-- Start Material shown --

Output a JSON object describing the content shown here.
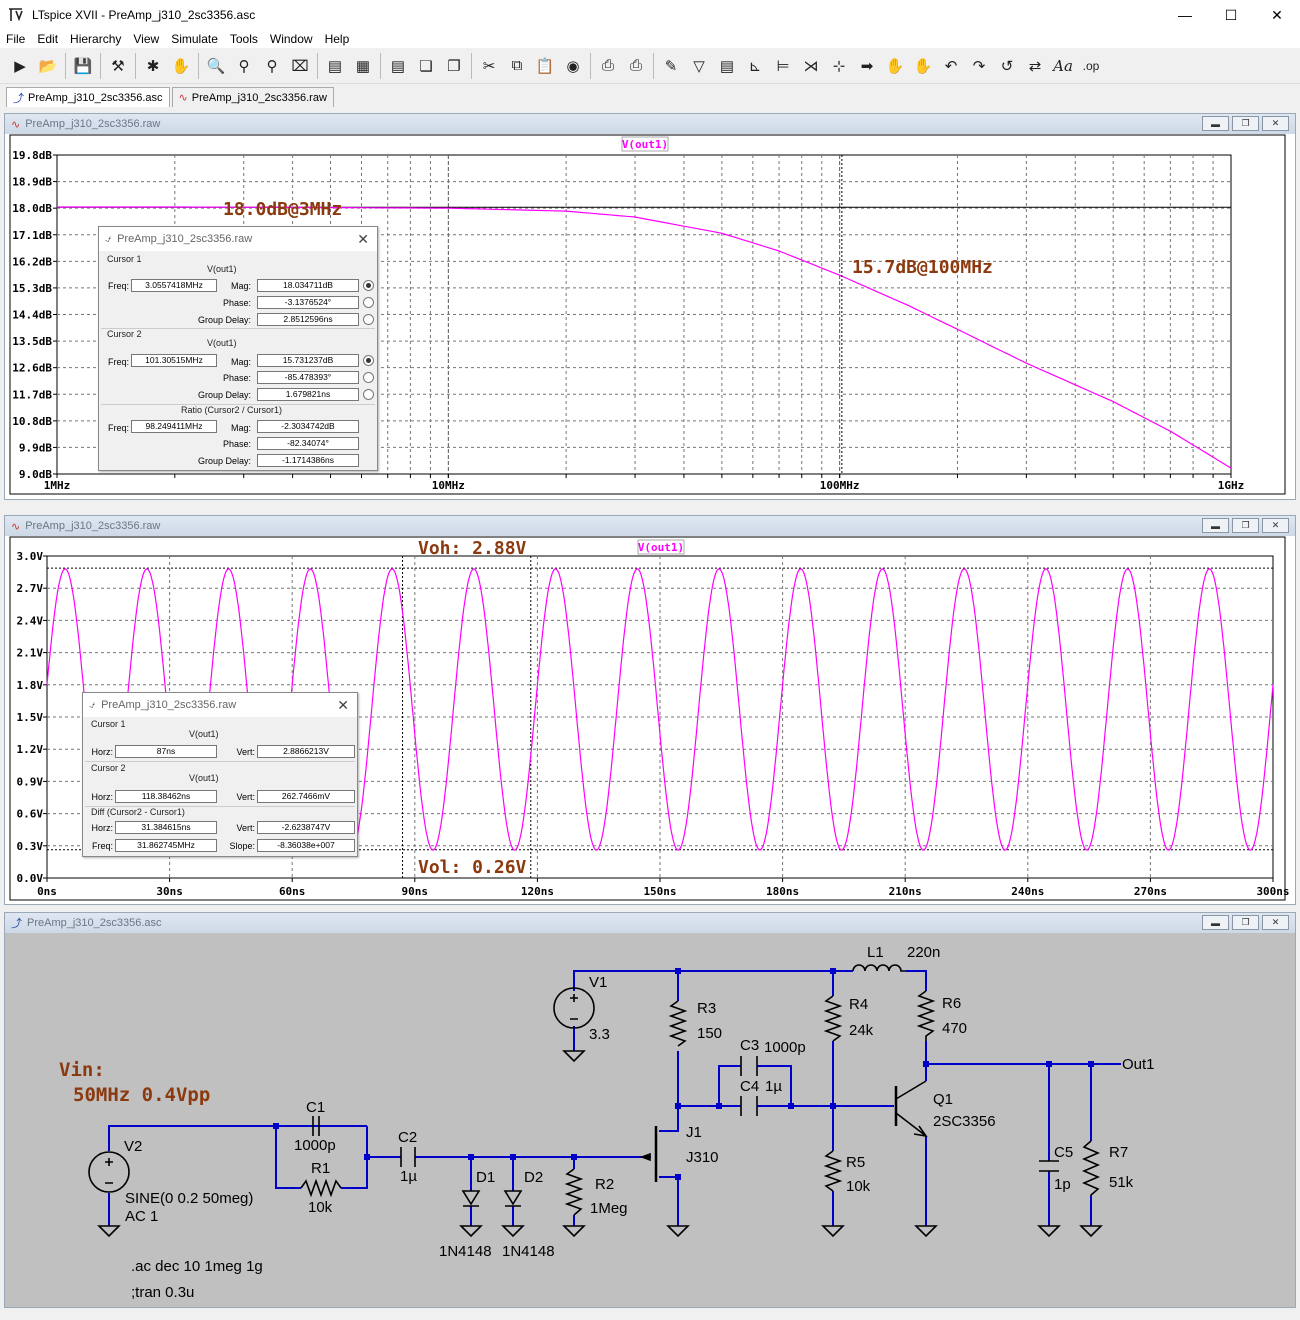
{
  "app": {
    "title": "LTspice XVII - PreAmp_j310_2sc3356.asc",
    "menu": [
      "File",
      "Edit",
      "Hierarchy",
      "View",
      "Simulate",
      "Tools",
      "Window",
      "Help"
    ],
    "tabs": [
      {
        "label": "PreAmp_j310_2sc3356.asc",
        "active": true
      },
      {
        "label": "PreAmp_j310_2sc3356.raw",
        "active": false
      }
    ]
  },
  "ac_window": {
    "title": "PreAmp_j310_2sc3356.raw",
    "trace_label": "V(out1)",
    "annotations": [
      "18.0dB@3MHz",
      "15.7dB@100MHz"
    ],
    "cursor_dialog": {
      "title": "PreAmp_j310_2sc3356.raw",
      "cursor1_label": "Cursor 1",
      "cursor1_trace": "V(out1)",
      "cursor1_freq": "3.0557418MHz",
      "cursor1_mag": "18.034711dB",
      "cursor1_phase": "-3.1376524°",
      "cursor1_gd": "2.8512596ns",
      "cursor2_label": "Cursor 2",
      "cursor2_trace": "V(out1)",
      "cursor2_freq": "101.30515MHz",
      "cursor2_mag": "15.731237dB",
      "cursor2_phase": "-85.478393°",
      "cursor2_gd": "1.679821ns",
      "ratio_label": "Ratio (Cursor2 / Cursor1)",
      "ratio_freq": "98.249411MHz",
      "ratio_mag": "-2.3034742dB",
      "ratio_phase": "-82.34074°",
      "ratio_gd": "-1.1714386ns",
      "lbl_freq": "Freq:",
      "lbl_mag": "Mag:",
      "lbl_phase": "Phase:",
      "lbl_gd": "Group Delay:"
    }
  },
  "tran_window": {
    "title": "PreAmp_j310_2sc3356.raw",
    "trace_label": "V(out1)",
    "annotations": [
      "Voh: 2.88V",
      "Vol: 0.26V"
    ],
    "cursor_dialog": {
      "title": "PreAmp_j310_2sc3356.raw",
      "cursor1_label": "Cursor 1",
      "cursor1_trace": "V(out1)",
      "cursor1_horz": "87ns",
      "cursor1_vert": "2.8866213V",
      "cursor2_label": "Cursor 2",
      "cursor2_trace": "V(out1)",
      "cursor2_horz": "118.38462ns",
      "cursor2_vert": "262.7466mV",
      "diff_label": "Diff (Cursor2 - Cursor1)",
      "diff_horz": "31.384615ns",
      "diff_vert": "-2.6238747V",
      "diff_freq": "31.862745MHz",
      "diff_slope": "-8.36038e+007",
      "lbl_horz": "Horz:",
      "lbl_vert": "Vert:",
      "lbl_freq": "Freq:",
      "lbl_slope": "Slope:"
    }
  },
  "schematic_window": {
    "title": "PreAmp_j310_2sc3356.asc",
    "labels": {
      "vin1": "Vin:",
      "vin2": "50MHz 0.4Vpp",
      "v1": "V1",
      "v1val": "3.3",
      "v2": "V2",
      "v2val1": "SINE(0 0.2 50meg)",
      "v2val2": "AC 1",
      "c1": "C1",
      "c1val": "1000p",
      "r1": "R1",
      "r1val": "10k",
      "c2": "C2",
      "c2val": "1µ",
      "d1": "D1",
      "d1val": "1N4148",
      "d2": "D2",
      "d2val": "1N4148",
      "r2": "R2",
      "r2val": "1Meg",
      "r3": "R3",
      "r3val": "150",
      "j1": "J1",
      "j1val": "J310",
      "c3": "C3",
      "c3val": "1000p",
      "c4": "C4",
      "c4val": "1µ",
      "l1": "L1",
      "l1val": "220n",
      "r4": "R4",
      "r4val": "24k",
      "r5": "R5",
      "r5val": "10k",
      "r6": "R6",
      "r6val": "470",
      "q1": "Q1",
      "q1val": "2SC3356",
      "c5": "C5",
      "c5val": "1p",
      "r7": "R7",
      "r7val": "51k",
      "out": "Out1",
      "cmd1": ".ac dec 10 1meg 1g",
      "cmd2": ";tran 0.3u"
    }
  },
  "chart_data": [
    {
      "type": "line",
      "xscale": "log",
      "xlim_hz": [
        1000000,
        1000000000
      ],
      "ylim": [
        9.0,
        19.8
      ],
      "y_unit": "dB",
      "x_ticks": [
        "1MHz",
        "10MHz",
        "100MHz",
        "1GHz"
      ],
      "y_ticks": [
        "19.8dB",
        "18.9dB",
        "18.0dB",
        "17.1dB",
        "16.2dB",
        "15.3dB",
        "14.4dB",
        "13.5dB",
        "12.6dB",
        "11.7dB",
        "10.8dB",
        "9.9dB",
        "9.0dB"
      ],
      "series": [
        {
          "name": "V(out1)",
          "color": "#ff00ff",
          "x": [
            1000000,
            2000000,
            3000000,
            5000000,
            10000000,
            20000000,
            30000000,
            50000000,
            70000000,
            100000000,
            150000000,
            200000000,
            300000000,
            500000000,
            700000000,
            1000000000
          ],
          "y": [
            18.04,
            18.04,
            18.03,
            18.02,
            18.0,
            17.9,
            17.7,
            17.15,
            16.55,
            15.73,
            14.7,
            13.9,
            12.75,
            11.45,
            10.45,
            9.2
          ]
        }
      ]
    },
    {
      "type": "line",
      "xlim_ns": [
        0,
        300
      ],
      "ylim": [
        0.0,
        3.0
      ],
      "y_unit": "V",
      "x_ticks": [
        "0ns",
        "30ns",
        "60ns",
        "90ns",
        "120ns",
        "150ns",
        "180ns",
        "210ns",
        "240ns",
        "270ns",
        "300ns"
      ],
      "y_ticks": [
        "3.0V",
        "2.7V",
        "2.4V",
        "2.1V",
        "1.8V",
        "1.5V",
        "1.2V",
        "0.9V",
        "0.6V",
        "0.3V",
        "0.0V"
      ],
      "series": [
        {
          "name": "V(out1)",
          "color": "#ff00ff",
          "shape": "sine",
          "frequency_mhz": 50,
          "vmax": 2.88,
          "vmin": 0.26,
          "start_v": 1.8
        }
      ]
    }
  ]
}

-- End Material shown --
-- Start Material shown --

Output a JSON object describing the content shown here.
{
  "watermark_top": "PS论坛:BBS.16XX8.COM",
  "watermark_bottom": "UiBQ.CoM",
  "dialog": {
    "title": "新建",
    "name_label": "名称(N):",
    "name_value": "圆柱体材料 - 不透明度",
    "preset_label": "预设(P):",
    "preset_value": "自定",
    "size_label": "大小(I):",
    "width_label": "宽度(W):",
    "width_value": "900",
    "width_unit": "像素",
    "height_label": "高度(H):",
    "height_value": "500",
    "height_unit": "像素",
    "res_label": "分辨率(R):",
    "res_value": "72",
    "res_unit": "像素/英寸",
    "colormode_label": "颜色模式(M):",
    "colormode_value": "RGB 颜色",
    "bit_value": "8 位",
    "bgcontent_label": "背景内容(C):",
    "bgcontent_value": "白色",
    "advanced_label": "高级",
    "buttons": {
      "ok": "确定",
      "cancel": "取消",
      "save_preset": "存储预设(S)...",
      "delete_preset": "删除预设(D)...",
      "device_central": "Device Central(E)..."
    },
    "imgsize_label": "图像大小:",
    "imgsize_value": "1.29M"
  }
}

-- End Material shown --

Your objective -> Work out how many lines of the listing above include the word "title". Reply with nothing but the count.

Task response -> 7